◆ What to work on: Locate the lines that hold the string "охват". Copy every such line.

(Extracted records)
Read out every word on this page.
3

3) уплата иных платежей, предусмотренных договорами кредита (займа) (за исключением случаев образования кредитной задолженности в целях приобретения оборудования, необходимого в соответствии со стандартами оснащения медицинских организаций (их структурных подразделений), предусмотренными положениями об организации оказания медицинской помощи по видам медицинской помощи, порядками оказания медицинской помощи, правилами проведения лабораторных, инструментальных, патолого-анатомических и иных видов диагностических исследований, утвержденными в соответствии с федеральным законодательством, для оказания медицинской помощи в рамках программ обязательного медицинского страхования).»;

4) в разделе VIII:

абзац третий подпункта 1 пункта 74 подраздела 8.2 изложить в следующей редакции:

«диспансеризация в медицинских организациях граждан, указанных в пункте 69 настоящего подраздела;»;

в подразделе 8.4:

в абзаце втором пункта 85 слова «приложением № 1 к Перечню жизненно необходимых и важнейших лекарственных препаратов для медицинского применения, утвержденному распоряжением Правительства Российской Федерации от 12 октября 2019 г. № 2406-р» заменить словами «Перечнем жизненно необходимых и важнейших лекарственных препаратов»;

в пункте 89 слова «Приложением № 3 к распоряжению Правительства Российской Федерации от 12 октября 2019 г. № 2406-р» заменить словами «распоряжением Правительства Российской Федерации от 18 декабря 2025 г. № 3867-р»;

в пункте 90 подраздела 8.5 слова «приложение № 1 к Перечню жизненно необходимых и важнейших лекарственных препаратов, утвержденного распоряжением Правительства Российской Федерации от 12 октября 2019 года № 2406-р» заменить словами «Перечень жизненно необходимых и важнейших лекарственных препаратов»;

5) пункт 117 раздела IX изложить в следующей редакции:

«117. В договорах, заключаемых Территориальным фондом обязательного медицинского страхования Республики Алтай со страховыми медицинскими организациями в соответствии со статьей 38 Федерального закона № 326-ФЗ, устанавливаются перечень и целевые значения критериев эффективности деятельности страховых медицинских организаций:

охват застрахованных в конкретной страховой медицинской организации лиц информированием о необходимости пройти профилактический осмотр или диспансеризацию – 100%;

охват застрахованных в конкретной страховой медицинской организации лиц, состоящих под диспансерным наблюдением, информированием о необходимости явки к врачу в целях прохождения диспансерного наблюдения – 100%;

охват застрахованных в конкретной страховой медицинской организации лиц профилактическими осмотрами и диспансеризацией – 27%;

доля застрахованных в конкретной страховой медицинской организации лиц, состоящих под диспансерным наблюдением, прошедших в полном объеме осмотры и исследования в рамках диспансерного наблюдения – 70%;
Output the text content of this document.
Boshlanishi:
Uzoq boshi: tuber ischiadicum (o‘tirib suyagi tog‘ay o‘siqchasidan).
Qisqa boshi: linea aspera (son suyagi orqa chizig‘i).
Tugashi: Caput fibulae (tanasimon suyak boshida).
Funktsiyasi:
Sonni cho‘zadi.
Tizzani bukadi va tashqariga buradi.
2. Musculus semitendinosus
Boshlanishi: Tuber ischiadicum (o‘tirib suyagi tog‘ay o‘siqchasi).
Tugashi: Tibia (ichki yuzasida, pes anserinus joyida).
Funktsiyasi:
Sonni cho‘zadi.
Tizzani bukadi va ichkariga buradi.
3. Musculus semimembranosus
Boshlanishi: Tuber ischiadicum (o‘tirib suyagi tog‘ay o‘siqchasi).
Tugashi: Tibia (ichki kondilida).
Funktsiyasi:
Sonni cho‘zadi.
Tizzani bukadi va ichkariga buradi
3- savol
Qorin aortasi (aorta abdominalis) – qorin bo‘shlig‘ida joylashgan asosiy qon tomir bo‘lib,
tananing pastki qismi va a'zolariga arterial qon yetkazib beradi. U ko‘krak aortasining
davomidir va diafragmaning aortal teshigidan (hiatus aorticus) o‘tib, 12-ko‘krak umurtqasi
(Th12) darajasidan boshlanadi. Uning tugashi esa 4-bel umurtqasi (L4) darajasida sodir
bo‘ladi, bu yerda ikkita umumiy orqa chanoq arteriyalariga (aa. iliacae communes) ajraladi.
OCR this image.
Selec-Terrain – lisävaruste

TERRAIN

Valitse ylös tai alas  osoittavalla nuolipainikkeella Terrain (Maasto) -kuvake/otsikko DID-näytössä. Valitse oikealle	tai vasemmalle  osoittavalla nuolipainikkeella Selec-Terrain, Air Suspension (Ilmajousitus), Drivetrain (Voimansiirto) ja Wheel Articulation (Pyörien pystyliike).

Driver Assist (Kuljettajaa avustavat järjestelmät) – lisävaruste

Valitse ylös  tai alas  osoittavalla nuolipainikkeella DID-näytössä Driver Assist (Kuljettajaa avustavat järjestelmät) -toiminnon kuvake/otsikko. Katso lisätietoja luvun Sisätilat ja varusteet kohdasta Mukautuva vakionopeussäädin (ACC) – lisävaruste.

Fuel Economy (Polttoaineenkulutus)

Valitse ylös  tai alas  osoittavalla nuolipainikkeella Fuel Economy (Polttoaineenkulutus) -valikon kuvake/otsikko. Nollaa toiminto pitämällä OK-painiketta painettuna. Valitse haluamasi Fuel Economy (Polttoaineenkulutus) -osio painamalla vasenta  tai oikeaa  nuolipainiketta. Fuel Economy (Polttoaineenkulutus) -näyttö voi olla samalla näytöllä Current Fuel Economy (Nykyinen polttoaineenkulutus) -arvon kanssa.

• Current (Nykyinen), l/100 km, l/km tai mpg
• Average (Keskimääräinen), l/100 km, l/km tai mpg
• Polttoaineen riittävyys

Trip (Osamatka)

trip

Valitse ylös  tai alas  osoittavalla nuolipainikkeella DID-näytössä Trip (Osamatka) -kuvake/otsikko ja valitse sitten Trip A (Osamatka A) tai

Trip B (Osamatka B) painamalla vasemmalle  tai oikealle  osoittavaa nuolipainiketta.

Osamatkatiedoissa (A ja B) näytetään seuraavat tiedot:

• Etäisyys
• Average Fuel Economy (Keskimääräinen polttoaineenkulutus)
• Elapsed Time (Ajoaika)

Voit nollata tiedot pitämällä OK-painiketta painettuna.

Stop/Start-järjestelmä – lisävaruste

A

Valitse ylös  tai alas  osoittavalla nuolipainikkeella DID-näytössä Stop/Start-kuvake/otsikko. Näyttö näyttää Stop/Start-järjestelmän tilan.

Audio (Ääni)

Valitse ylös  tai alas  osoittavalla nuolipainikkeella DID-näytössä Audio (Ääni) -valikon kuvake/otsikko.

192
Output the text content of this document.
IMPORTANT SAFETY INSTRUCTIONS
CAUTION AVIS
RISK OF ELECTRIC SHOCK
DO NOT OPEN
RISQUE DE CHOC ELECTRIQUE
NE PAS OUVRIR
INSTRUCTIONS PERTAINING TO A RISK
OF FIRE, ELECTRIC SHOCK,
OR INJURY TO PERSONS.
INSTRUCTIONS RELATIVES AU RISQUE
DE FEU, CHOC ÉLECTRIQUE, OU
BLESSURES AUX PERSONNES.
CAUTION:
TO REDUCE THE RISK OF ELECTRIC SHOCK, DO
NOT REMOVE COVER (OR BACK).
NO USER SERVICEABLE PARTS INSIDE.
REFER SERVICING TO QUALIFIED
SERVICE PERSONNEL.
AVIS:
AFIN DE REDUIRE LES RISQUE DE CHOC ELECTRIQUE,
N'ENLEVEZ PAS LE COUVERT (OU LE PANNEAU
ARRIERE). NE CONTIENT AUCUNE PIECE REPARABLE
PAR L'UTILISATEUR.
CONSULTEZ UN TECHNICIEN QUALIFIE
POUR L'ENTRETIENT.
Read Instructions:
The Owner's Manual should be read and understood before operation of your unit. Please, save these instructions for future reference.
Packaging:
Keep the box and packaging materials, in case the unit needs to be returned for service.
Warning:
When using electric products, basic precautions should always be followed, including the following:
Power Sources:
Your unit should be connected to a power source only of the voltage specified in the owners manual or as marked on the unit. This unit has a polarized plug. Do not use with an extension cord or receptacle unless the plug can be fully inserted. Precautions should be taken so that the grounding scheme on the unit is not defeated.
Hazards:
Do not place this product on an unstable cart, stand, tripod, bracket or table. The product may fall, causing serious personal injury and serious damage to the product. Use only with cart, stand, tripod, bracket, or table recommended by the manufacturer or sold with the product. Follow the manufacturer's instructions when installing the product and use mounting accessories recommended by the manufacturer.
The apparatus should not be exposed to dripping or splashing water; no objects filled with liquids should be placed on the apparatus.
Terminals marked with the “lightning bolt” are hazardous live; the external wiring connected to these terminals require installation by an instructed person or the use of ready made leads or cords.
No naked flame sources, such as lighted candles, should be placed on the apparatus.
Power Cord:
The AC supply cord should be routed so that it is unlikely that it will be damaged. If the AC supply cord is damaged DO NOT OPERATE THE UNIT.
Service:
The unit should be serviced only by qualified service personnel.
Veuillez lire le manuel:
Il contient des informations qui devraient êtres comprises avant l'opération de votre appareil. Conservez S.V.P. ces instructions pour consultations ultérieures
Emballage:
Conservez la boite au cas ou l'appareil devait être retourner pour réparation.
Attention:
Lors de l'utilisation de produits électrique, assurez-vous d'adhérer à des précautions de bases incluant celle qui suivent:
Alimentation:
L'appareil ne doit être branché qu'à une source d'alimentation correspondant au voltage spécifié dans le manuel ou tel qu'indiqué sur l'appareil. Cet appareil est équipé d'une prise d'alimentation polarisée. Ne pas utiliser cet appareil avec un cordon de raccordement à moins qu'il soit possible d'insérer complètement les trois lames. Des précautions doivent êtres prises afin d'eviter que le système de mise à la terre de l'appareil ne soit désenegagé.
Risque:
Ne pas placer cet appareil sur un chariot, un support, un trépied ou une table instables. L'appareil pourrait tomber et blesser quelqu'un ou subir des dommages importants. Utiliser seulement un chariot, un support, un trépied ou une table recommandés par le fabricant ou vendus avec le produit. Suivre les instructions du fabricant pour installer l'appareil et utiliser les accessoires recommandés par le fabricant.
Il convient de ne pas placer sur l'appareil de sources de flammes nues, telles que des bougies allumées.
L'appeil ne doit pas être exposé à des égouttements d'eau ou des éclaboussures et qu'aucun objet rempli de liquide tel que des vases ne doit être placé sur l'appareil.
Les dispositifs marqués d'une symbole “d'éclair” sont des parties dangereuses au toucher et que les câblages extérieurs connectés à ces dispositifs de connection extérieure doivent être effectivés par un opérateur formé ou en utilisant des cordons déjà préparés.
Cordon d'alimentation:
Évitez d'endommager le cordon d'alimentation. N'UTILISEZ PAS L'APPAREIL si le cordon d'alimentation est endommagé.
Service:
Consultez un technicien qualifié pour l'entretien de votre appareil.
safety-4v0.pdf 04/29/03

◆ Response to the task:
охват застрахованных в конкретной страховой медицинской организации лиц информированием о необходимости пройти профилактический осмотр или диспансеризацию – 100%;
охват застрахованных в конкретной страховой медицинской организации лиц, состоящих под диспансерным наблюдением, информированием о необходимости явки к врачу в целях прохождения диспансерного наблюдения – 100%;
охват застрахованных в конкретной страховой медицинской организации лиц профилактическими осмотрами и диспансеризацией – 27%;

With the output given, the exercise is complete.